WORK REQUIRED - Exactly as written, please set down all of the entries again, with no pictures.

··· EXTRACTED INFORMATION ···

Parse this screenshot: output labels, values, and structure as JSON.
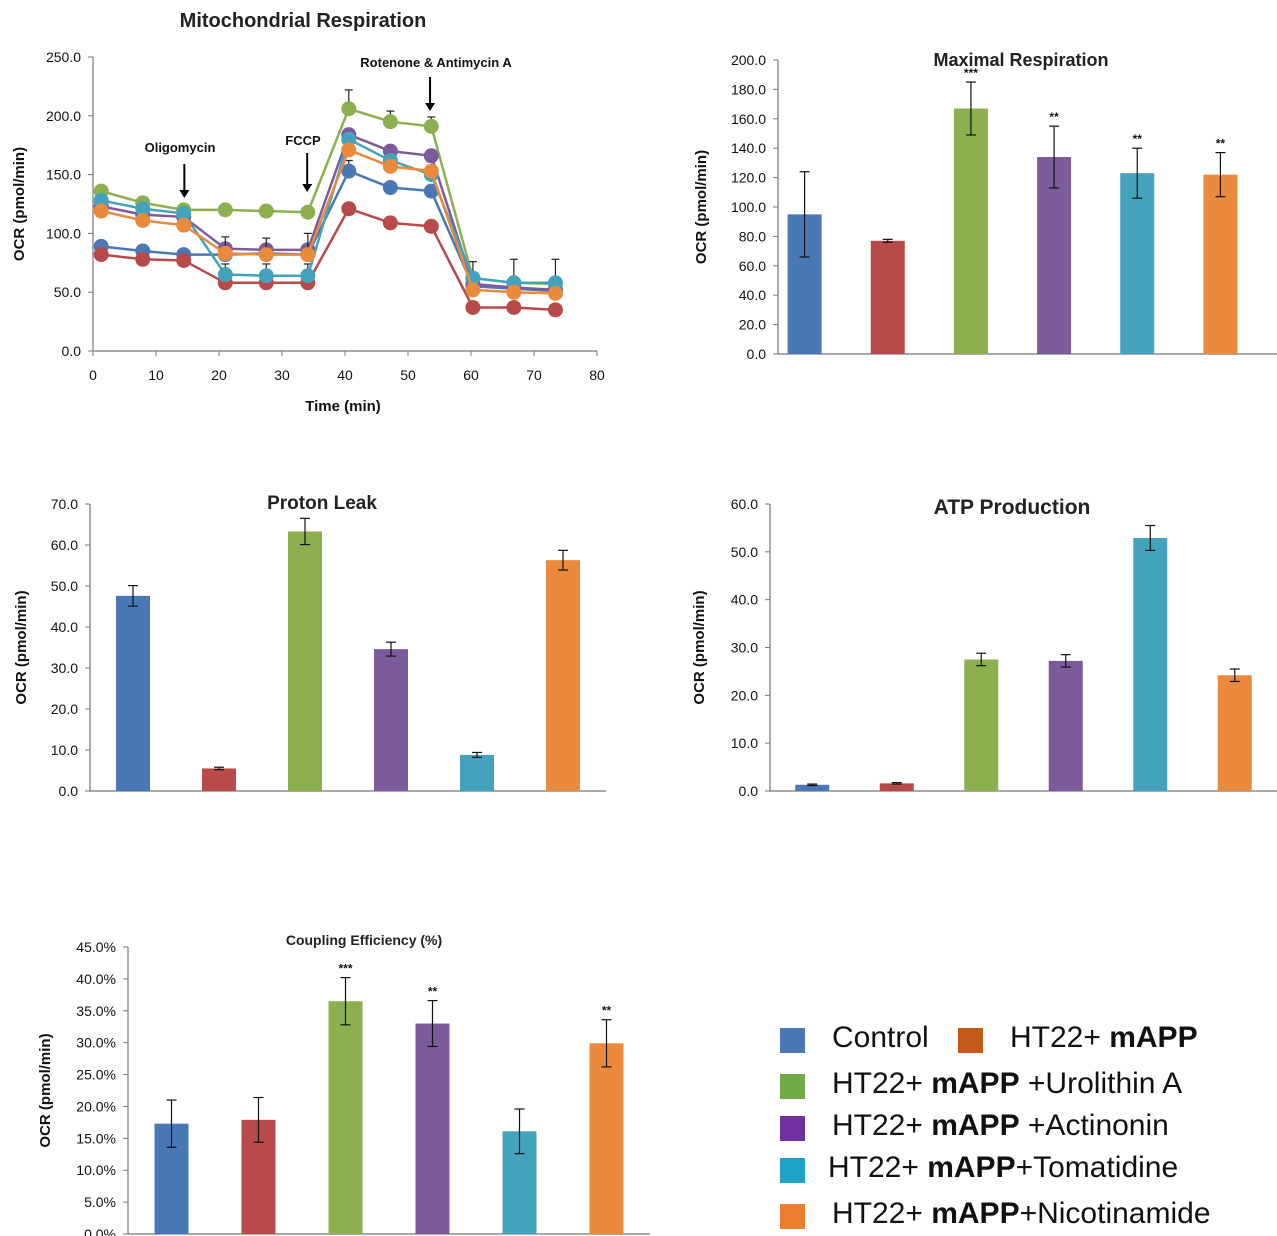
{
  "colors": {
    "control": "#4a78b5",
    "mapp": "#b84a4a",
    "urolithin": "#8cb050",
    "actinonin": "#7b5b9a",
    "tomatidine": "#43a3bd",
    "nicotinamide": "#ea8a3c",
    "legend_mapp": "#c55a1a",
    "legend_urolithin": "#6faa45",
    "legend_actinonin": "#7030a0",
    "legend_tomatidine": "#1ea3c8",
    "legend_nicotinamide": "#ed7d31"
  },
  "chart_data": [
    {
      "type": "line",
      "title": "Mitochondrial Respiration",
      "xlabel": "Time (min)",
      "ylabel": "OCR (pmol/min)",
      "xlim": [
        0,
        80
      ],
      "ylim": [
        0,
        250
      ],
      "x_ticks": [
        "0",
        "10",
        "20",
        "30",
        "40",
        "50",
        "60",
        "70",
        "80"
      ],
      "y_ticks": [
        "0.0",
        "50.0",
        "100.0",
        "150.0",
        "200.0",
        "250.0"
      ],
      "annotations": [
        "Oligomycin",
        "FCCP",
        "Rotenone & Antimycin A"
      ],
      "annotation_x": [
        14.5,
        34,
        53.5
      ],
      "x": [
        1.3,
        7.9,
        14.4,
        21,
        27.5,
        34.1,
        40.6,
        47.2,
        53.7,
        60.3,
        66.8,
        73.4
      ],
      "series": [
        {
          "color_key": "control",
          "values": [
            89,
            85,
            82,
            82,
            83,
            82,
            153,
            139,
            136,
            55,
            53,
            51
          ],
          "err": [
            0,
            0,
            0,
            0,
            0,
            0,
            9,
            0,
            0,
            0,
            0,
            0
          ]
        },
        {
          "color_key": "mapp",
          "values": [
            82,
            78,
            77,
            58,
            58,
            58,
            121,
            109,
            106,
            37,
            37,
            35
          ],
          "err": [
            0,
            0,
            0,
            16,
            16,
            16,
            0,
            0,
            0,
            0,
            0,
            0
          ]
        },
        {
          "color_key": "urolithin",
          "values": [
            136,
            126,
            120,
            120,
            119,
            118,
            206,
            195,
            191,
            62,
            58,
            57
          ],
          "err": [
            0,
            0,
            0,
            0,
            0,
            0,
            16,
            9,
            8,
            0,
            0,
            0
          ]
        },
        {
          "color_key": "actinonin",
          "values": [
            123,
            116,
            114,
            87,
            86,
            86,
            184,
            170,
            166,
            57,
            54,
            52
          ],
          "err": [
            0,
            0,
            0,
            0,
            0,
            0,
            0,
            0,
            0,
            0,
            0,
            0
          ]
        },
        {
          "color_key": "tomatidine",
          "values": [
            128,
            121,
            117,
            65,
            64,
            64,
            180,
            162,
            150,
            62,
            58,
            58
          ],
          "err": [
            0,
            0,
            0,
            0,
            0,
            0,
            0,
            0,
            0,
            14,
            20,
            20
          ]
        },
        {
          "color_key": "nicotinamide",
          "values": [
            119,
            111,
            107,
            83,
            82,
            82,
            171,
            157,
            153,
            52,
            50,
            49
          ],
          "err": [
            0,
            0,
            0,
            14,
            14,
            18,
            0,
            0,
            0,
            0,
            0,
            0
          ]
        }
      ]
    },
    {
      "type": "bar",
      "title": "Maximal Respiration",
      "ylabel": "OCR (pmol/min)",
      "ylim": [
        0,
        200
      ],
      "y_ticks": [
        "0.0",
        "20.0",
        "40.0",
        "60.0",
        "80.0",
        "100.0",
        "120.0",
        "140.0",
        "160.0",
        "180.0",
        "200.0"
      ],
      "color_keys": [
        "control",
        "mapp",
        "urolithin",
        "actinonin",
        "tomatidine",
        "nicotinamide"
      ],
      "values": [
        95,
        77,
        167,
        134,
        123,
        122
      ],
      "err": [
        29,
        1,
        18,
        21,
        17,
        15
      ],
      "significance": [
        "",
        "",
        "***",
        "**",
        "**",
        "**"
      ]
    },
    {
      "type": "bar",
      "title": "Proton Leak",
      "ylabel": "OCR (pmol/min)",
      "ylim": [
        0,
        70
      ],
      "y_ticks": [
        "0.0",
        "10.0",
        "20.0",
        "30.0",
        "40.0",
        "50.0",
        "60.0",
        "70.0"
      ],
      "color_keys": [
        "control",
        "mapp",
        "urolithin",
        "actinonin",
        "tomatidine",
        "nicotinamide"
      ],
      "values": [
        47.6,
        5.5,
        63.3,
        34.6,
        8.8,
        56.3
      ],
      "err": [
        2.5,
        0.3,
        3.2,
        1.7,
        0.6,
        2.4
      ],
      "significance": [
        "",
        "",
        "",
        "",
        "",
        ""
      ]
    },
    {
      "type": "bar",
      "title": "ATP Production",
      "ylabel": "OCR (pmol/min)",
      "ylim": [
        0,
        60
      ],
      "y_ticks": [
        "0.0",
        "10.0",
        "20.0",
        "30.0",
        "40.0",
        "50.0",
        "60.0"
      ],
      "color_keys": [
        "control",
        "mapp",
        "urolithin",
        "actinonin",
        "tomatidine",
        "nicotinamide"
      ],
      "values": [
        1.3,
        1.6,
        27.5,
        27.2,
        52.9,
        24.2
      ],
      "err": [
        0.15,
        0.15,
        1.3,
        1.3,
        2.6,
        1.3
      ],
      "significance": [
        "",
        "",
        "",
        "",
        "",
        ""
      ]
    },
    {
      "type": "bar",
      "title": "Coupling Efficiency (%)",
      "ylabel": "OCR (pmol/min)",
      "ylim": [
        0,
        0.45
      ],
      "y_ticks": [
        "0.0%",
        "5.0%",
        "10.0%",
        "15.0%",
        "20.0%",
        "25.0%",
        "30.0%",
        "35.0%",
        "40.0%",
        "45.0%"
      ],
      "color_keys": [
        "control",
        "mapp",
        "urolithin",
        "actinonin",
        "tomatidine",
        "nicotinamide"
      ],
      "values": [
        0.173,
        0.179,
        0.365,
        0.33,
        0.161,
        0.299
      ],
      "err": [
        0.037,
        0.035,
        0.037,
        0.036,
        0.035,
        0.037
      ],
      "significance": [
        "",
        "",
        "***",
        "**",
        "",
        "**"
      ]
    }
  ],
  "legend": {
    "control": "Control",
    "mapp": {
      "prefix": "HT22+ ",
      "bold": "mAPP",
      "suffix": ""
    },
    "urolithin": {
      "prefix": "HT22+ ",
      "bold": "mAPP",
      "suffix": " +Urolithin A"
    },
    "actinonin": {
      "prefix": "HT22+ ",
      "bold": "mAPP",
      "suffix": " +Actinonin"
    },
    "tomatidine": {
      "prefix": "HT22+ ",
      "bold": "mAPP",
      "suffix": "+Tomatidine"
    },
    "nicotinamide": {
      "prefix": "HT22+ ",
      "bold": "mAPP",
      "suffix": "+Nicotinamide"
    }
  }
}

···

COMPLETED EXERCISE -
Parse this screenshot: output labels, values, and structure as JSON.
{
  "colors": {
    "control": "#4a78b5",
    "mapp": "#b84a4a",
    "urolithin": "#8cb050",
    "actinonin": "#7b5b9a",
    "tomatidine": "#43a3bd",
    "nicotinamide": "#ea8a3c",
    "legend_mapp": "#c55a1a",
    "legend_urolithin": "#6faa45",
    "legend_actinonin": "#7030a0",
    "legend_tomatidine": "#1ea3c8",
    "legend_nicotinamide": "#ed7d31"
  },
  "chart_data": [
    {
      "type": "line",
      "title": "Mitochondrial Respiration",
      "xlabel": "Time (min)",
      "ylabel": "OCR (pmol/min)",
      "xlim": [
        0,
        80
      ],
      "ylim": [
        0,
        250
      ],
      "x_ticks": [
        "0",
        "10",
        "20",
        "30",
        "40",
        "50",
        "60",
        "70",
        "80"
      ],
      "y_ticks": [
        "0.0",
        "50.0",
        "100.0",
        "150.0",
        "200.0",
        "250.0"
      ],
      "annotations": [
        "Oligomycin",
        "FCCP",
        "Rotenone & Antimycin A"
      ],
      "annotation_x": [
        14.5,
        34,
        53.5
      ],
      "x": [
        1.3,
        7.9,
        14.4,
        21,
        27.5,
        34.1,
        40.6,
        47.2,
        53.7,
        60.3,
        66.8,
        73.4
      ],
      "series": [
        {
          "color_key": "control",
          "values": [
            89,
            85,
            82,
            82,
            83,
            82,
            153,
            139,
            136,
            55,
            53,
            51
          ],
          "err": [
            0,
            0,
            0,
            0,
            0,
            0,
            9,
            0,
            0,
            0,
            0,
            0
          ]
        },
        {
          "color_key": "mapp",
          "values": [
            82,
            78,
            77,
            58,
            58,
            58,
            121,
            109,
            106,
            37,
            37,
            35
          ],
          "err": [
            0,
            0,
            0,
            16,
            16,
            16,
            0,
            0,
            0,
            0,
            0,
            0
          ]
        },
        {
          "color_key": "urolithin",
          "values": [
            136,
            126,
            120,
            120,
            119,
            118,
            206,
            195,
            191,
            62,
            58,
            57
          ],
          "err": [
            0,
            0,
            0,
            0,
            0,
            0,
            16,
            9,
            8,
            0,
            0,
            0
          ]
        },
        {
          "color_key": "actinonin",
          "values": [
            123,
            116,
            114,
            87,
            86,
            86,
            184,
            170,
            166,
            57,
            54,
            52
          ],
          "err": [
            0,
            0,
            0,
            0,
            0,
            0,
            0,
            0,
            0,
            0,
            0,
            0
          ]
        },
        {
          "color_key": "tomatidine",
          "values": [
            128,
            121,
            117,
            65,
            64,
            64,
            180,
            162,
            150,
            62,
            58,
            58
          ],
          "err": [
            0,
            0,
            0,
            0,
            0,
            0,
            0,
            0,
            0,
            14,
            20,
            20
          ]
        },
        {
          "color_key": "nicotinamide",
          "values": [
            119,
            111,
            107,
            83,
            82,
            82,
            171,
            157,
            153,
            52,
            50,
            49
          ],
          "err": [
            0,
            0,
            0,
            14,
            14,
            18,
            0,
            0,
            0,
            0,
            0,
            0
          ]
        }
      ]
    },
    {
      "type": "bar",
      "title": "Maximal Respiration",
      "ylabel": "OCR (pmol/min)",
      "ylim": [
        0,
        200
      ],
      "y_ticks": [
        "0.0",
        "20.0",
        "40.0",
        "60.0",
        "80.0",
        "100.0",
        "120.0",
        "140.0",
        "160.0",
        "180.0",
        "200.0"
      ],
      "color_keys": [
        "control",
        "mapp",
        "urolithin",
        "actinonin",
        "tomatidine",
        "nicotinamide"
      ],
      "values": [
        95,
        77,
        167,
        134,
        123,
        122
      ],
      "err": [
        29,
        1,
        18,
        21,
        17,
        15
      ],
      "significance": [
        "",
        "",
        "***",
        "**",
        "**",
        "**"
      ]
    },
    {
      "type": "bar",
      "title": "Proton Leak",
      "ylabel": "OCR (pmol/min)",
      "ylim": [
        0,
        70
      ],
      "y_ticks": [
        "0.0",
        "10.0",
        "20.0",
        "30.0",
        "40.0",
        "50.0",
        "60.0",
        "70.0"
      ],
      "color_keys": [
        "control",
        "mapp",
        "urolithin",
        "actinonin",
        "tomatidine",
        "nicotinamide"
      ],
      "values": [
        47.6,
        5.5,
        63.3,
        34.6,
        8.8,
        56.3
      ],
      "err": [
        2.5,
        0.3,
        3.2,
        1.7,
        0.6,
        2.4
      ],
      "significance": [
        "",
        "",
        "",
        "",
        "",
        ""
      ]
    },
    {
      "type": "bar",
      "title": "ATP Production",
      "ylabel": "OCR (pmol/min)",
      "ylim": [
        0,
        60
      ],
      "y_ticks": [
        "0.0",
        "10.0",
        "20.0",
        "30.0",
        "40.0",
        "50.0",
        "60.0"
      ],
      "color_keys": [
        "control",
        "mapp",
        "urolithin",
        "actinonin",
        "tomatidine",
        "nicotinamide"
      ],
      "values": [
        1.3,
        1.6,
        27.5,
        27.2,
        52.9,
        24.2
      ],
      "err": [
        0.15,
        0.15,
        1.3,
        1.3,
        2.6,
        1.3
      ],
      "significance": [
        "",
        "",
        "",
        "",
        "",
        ""
      ]
    },
    {
      "type": "bar",
      "title": "Coupling Efficiency (%)",
      "ylabel": "OCR (pmol/min)",
      "ylim": [
        0,
        0.45
      ],
      "y_ticks": [
        "0.0%",
        "5.0%",
        "10.0%",
        "15.0%",
        "20.0%",
        "25.0%",
        "30.0%",
        "35.0%",
        "40.0%",
        "45.0%"
      ],
      "color_keys": [
        "control",
        "mapp",
        "urolithin",
        "actinonin",
        "tomatidine",
        "nicotinamide"
      ],
      "values": [
        0.173,
        0.179,
        0.365,
        0.33,
        0.161,
        0.299
      ],
      "err": [
        0.037,
        0.035,
        0.037,
        0.036,
        0.035,
        0.037
      ],
      "significance": [
        "",
        "",
        "***",
        "**",
        "",
        "**"
      ]
    }
  ],
  "legend": {
    "control": "Control",
    "mapp": {
      "prefix": "HT22+ ",
      "bold": "mAPP",
      "suffix": ""
    },
    "urolithin": {
      "prefix": "HT22+ ",
      "bold": "mAPP",
      "suffix": " +Urolithin A"
    },
    "actinonin": {
      "prefix": "HT22+ ",
      "bold": "mAPP",
      "suffix": " +Actinonin"
    },
    "tomatidine": {
      "prefix": "HT22+ ",
      "bold": "mAPP",
      "suffix": "+Tomatidine"
    },
    "nicotinamide": {
      "prefix": "HT22+ ",
      "bold": "mAPP",
      "suffix": "+Nicotinamide"
    }
  }
}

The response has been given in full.